* Written problem *
From the entries below, copy every line holding the word "Wärmebedarf".
** START OF Available data **
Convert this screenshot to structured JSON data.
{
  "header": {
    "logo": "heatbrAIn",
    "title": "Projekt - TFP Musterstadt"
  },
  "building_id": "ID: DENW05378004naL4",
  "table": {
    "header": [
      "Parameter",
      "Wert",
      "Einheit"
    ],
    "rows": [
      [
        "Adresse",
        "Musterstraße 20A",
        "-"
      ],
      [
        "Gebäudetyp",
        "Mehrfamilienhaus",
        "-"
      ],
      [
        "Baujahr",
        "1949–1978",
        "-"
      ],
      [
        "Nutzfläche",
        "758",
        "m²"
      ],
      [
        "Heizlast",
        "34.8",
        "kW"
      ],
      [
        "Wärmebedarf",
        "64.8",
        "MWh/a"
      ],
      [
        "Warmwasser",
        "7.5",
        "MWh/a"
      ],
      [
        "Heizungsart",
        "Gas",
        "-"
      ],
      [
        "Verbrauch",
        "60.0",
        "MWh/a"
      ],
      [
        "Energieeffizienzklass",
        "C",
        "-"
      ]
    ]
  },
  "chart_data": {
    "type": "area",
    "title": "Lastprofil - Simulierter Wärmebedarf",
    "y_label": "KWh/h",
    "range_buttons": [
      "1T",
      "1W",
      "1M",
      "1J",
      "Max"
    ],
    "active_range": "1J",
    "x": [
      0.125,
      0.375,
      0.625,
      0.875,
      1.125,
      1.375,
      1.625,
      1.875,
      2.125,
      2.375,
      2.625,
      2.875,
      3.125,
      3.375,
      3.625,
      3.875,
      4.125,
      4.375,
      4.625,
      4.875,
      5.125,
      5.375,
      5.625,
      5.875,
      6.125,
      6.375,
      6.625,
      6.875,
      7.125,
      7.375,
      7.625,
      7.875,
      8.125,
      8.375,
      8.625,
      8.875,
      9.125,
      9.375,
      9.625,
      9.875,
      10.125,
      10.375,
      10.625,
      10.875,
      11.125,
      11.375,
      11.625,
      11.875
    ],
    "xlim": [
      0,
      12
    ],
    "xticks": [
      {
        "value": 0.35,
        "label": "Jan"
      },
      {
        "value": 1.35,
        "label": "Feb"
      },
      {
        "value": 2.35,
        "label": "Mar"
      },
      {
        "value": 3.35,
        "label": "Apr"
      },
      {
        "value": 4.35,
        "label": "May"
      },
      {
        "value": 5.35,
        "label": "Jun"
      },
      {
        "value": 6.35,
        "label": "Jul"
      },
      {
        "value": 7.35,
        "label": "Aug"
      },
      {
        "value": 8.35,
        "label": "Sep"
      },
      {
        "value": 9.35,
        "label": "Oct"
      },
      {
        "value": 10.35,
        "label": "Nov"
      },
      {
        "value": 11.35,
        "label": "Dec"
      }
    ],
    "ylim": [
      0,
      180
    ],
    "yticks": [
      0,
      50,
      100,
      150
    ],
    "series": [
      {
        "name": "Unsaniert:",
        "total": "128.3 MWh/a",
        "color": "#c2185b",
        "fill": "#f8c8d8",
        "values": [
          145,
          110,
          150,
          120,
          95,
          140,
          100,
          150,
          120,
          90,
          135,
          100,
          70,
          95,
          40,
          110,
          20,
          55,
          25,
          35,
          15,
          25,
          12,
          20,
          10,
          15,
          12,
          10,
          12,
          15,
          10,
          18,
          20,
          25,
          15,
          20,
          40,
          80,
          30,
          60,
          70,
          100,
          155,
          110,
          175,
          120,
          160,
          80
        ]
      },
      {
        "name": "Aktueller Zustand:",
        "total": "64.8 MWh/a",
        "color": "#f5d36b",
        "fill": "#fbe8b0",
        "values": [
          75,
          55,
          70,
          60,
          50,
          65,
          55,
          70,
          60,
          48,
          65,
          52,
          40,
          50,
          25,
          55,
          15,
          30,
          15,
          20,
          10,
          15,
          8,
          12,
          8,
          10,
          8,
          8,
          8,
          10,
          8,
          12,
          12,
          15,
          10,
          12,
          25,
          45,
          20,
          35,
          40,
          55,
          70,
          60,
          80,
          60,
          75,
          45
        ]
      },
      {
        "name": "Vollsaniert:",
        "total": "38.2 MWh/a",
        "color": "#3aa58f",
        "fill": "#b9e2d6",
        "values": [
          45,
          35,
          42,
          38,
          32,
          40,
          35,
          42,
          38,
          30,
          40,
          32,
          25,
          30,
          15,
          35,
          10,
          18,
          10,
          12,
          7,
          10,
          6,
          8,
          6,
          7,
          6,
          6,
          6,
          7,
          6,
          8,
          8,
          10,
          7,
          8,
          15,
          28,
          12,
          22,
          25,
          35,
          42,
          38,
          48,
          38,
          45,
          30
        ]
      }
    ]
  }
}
** END OF Available data **
* Exercise response *
        "Wärmebedarf",
    "title": "Lastprofil - Simulierter Wärmebedarf",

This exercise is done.